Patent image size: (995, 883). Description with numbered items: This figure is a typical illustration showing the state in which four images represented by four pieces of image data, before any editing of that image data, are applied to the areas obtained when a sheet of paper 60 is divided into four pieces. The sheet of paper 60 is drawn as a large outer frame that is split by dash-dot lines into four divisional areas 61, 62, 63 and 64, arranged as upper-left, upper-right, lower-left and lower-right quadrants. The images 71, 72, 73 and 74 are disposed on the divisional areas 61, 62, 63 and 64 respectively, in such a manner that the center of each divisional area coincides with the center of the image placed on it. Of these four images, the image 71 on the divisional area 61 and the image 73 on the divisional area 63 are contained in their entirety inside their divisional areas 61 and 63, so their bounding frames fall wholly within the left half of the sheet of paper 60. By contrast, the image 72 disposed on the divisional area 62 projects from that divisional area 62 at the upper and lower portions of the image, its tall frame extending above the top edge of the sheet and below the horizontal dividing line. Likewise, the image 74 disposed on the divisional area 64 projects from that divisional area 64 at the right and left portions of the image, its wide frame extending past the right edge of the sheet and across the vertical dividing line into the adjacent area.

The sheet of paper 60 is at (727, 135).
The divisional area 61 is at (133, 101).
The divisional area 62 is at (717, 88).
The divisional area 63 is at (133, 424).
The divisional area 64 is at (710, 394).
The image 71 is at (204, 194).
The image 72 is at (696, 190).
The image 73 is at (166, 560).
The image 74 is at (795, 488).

# # #

EXERCISE AIM -
Convert all of the entries above into a Markdown table with two columns, Row and Line. Put each line in its own numbered row and leave out any blank lines.

OUTPUT OF THE EXERCISE -
| Row | Line |
|---|---|
| 1 | Patent image size: (995, 883). Description with numbered items: This figure is a typical illustration showing the state in which four images represented by four pieces of image data, before any editing of that image data, are applied to the areas obtained when a sheet of paper 60 is divided into four pieces. The sheet of paper 60 is drawn as a large outer frame that is split by dash-dot lines into four divisional areas 61, 62, 63 and 64, arranged as upper-left, upper-right, lower-left and lower-right quadrants. The images 71, 72, 73 and 74 are disposed on the divisional areas 61, 62, 63 and 64 respectively, in such a manner that the center of each divisional area coincides with the center of the image placed on it. Of these four images, the image 71 on the divisional area 61 and the image 73 on the divisional area 63 are contained in their entirety inside their divisional areas 61 and 63, so their bounding frames fall wholly within the left half of the sheet of paper 60. By contrast, the image 72 disposed on the divisional area 62 projects from that divisional area 62 at the upper and lower portions of the image, its tall frame extending above the top edge of the sheet and below the horizontal dividing line. Likewise, the image 74 disposed on the divisional area 64 projects from that divisional area 64 at the right and left portions of the image, its wide frame extending past the right edge of the sheet and across the vertical dividing line into the adjacent area. |
| 2 | The sheet of paper 60 is at (727, 135). |
| 3 | The divisional area 61 is at (133, 101). |
| 4 | The divisional area 62 is at (717, 88). |
| 5 | The divisional area 63 is at (133, 424). |
| 6 | The divisional area 64 is at (710, 394). |
| 7 | The image 71 is at (204, 194). |
| 8 | The image 72 is at (696, 190). |
| 9 | The image 73 is at (166, 560). |
| 10 | The image 74 is at (795, 488). |